(Short exercise) In the entries that follow, how many lines hold the string "color"? Give only that number.

(Excerpted records)
--- Begin ---
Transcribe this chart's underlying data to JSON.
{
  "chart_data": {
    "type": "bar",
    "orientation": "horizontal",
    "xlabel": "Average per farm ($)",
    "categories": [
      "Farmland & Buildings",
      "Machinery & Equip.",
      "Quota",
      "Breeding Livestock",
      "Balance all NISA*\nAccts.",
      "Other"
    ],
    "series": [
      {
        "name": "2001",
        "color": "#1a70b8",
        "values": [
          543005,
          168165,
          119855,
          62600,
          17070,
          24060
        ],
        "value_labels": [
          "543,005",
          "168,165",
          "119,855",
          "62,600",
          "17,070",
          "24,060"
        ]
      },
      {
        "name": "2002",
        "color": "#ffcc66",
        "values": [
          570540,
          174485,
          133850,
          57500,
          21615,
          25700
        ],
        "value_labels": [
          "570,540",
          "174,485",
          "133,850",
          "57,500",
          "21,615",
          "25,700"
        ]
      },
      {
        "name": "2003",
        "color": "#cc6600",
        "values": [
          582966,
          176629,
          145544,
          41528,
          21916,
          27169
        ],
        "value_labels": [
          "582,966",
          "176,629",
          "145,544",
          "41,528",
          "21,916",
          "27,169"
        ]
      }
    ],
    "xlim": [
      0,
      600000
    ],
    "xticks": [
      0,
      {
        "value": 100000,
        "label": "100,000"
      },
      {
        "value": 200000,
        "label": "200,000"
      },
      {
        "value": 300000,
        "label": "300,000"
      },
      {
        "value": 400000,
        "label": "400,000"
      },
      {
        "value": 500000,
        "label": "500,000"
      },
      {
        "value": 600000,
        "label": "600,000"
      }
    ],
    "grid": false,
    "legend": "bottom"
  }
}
--- End ---
--- Begin ---
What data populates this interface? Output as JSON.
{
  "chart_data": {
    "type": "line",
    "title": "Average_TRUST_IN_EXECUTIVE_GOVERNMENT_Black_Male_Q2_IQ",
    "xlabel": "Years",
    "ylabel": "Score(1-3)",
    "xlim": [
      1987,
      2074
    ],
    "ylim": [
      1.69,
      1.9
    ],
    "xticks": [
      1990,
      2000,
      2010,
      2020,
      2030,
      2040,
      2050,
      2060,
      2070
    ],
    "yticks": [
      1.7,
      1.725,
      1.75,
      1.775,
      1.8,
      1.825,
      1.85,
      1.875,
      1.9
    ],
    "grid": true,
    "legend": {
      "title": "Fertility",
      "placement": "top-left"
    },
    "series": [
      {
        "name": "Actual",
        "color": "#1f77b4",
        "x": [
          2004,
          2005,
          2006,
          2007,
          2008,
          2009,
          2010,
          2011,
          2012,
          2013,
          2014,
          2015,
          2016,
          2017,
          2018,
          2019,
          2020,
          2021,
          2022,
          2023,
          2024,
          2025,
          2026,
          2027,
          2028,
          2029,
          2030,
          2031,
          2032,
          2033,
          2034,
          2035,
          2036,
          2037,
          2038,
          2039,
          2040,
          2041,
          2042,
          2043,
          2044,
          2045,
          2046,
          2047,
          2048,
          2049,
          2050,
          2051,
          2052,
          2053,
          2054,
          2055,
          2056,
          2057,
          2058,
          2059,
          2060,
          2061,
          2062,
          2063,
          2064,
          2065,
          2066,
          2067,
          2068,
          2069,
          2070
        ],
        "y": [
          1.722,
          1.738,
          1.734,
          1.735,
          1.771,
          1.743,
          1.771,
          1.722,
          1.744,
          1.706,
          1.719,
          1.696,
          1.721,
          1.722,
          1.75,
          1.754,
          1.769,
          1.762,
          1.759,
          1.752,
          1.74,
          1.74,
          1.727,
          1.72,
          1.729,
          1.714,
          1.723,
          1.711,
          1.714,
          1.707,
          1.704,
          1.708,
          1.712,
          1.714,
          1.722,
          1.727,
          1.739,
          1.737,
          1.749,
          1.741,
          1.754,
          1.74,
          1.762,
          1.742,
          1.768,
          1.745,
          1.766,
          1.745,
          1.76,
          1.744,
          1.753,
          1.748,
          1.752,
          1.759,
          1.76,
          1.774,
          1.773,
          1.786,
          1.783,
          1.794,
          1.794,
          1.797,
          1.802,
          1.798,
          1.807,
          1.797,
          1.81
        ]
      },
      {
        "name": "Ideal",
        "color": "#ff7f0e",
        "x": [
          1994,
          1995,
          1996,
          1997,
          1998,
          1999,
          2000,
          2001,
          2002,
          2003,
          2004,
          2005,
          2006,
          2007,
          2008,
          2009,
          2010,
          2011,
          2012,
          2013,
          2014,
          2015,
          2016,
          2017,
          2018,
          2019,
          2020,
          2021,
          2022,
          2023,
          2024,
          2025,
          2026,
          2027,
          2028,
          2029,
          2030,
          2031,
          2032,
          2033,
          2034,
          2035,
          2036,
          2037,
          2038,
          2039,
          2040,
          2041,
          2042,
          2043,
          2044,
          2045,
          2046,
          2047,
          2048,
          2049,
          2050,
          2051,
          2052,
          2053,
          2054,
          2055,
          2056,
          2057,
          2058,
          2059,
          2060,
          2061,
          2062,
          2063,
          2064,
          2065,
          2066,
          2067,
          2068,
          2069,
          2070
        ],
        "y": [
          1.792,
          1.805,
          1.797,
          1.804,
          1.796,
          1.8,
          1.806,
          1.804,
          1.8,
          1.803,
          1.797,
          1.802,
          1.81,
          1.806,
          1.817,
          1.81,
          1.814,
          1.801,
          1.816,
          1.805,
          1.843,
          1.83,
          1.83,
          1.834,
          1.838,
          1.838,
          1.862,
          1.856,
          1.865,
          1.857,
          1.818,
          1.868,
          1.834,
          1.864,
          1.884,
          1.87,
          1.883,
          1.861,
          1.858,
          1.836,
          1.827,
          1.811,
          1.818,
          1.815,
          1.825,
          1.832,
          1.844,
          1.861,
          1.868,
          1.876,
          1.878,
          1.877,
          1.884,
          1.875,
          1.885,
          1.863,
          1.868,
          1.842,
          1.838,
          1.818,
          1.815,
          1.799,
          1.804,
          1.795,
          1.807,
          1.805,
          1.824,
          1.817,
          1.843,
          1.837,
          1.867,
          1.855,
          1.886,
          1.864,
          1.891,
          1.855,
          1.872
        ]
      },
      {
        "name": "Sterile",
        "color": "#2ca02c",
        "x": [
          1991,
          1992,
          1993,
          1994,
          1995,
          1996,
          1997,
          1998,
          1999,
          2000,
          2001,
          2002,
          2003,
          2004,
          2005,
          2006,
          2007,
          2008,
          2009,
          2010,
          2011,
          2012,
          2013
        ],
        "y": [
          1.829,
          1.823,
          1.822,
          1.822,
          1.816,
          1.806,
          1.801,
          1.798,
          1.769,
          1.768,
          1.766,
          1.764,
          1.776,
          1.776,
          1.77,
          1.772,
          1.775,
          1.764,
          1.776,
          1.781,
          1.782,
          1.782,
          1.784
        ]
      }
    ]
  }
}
--- End ---
(Worked solution) 6